Copy out all the records exactly.
── RECORDED DATA
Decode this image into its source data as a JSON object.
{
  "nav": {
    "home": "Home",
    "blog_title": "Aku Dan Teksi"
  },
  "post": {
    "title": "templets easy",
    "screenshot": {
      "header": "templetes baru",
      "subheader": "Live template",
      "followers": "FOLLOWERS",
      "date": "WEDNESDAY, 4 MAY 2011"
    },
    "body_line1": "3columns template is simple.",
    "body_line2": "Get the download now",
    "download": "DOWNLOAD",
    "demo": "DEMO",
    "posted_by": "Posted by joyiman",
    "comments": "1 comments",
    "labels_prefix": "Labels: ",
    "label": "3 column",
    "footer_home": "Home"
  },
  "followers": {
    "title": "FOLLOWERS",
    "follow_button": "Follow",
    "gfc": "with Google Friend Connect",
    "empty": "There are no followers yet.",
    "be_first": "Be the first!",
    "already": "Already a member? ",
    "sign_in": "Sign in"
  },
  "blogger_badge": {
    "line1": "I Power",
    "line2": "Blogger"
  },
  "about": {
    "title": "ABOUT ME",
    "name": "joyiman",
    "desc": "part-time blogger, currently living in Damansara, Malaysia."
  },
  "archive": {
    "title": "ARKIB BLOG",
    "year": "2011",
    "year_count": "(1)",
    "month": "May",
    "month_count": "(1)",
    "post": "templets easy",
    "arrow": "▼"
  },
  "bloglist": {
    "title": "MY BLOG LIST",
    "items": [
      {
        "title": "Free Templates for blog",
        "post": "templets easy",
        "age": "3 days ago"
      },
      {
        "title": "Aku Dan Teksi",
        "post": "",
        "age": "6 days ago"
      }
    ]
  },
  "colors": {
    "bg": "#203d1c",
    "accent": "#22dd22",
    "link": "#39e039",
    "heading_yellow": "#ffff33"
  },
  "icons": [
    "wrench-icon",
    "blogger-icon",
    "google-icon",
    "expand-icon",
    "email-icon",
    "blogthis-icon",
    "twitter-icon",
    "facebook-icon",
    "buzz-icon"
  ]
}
────
## RESULT FOR THIS EXERCISE
Decode this image into its source data as a JSON object.
{
  "nav": {
    "home": "Home",
    "blog_title": "Aku Dan Teksi"
  },
  "post": {
    "title": "templets easy",
    "screenshot": {
      "header": "templetes baru",
      "subheader": "Live template",
      "followers": "FOLLOWERS",
      "date": "WEDNESDAY, 4 MAY 2011"
    },
    "body_line1": "3columns template is simple.",
    "body_line2": "Get the download now",
    "download": "DOWNLOAD",
    "demo": "DEMO",
    "posted_by": "Posted by joyiman",
    "comments": "1 comments",
    "labels_prefix": "Labels: ",
    "label": "3 column",
    "footer_home": "Home"
  },
  "followers": {
    "title": "FOLLOWERS",
    "follow_button": "Follow",
    "gfc": "with Google Friend Connect",
    "empty": "There are no followers yet.",
    "be_first": "Be the first!",
    "already": "Already a member? ",
    "sign_in": "Sign in"
  },
  "blogger_badge": {
    "line1": "I Power",
    "line2": "Blogger"
  },
  "about": {
    "title": "ABOUT ME",
    "name": "joyiman",
    "desc": "part-time blogger, currently living in Damansara, Malaysia."
  },
  "archive": {
    "title": "ARKIB BLOG",
    "year": "2011",
    "year_count": "(1)",
    "month": "May",
    "month_count": "(1)",
    "post": "templets easy",
    "arrow": "▼"
  },
  "bloglist": {
    "title": "MY BLOG LIST",
    "items": [
      {
        "title": "Free Templates for blog",
        "post": "templets easy",
        "age": "3 days ago"
      },
      {
        "title": "Aku Dan Teksi",
        "post": "",
        "age": "6 days ago"
      }
    ]
  },
  "colors": {
    "bg": "#203d1c",
    "accent": "#22dd22",
    "link": "#39e039",
    "heading_yellow": "#ffff33"
  },
  "icons": [
    "wrench-icon",
    "blogger-icon",
    "google-icon",
    "expand-icon",
    "email-icon",
    "blogthis-icon",
    "twitter-icon",
    "facebook-icon",
    "buzz-icon"
  ]
}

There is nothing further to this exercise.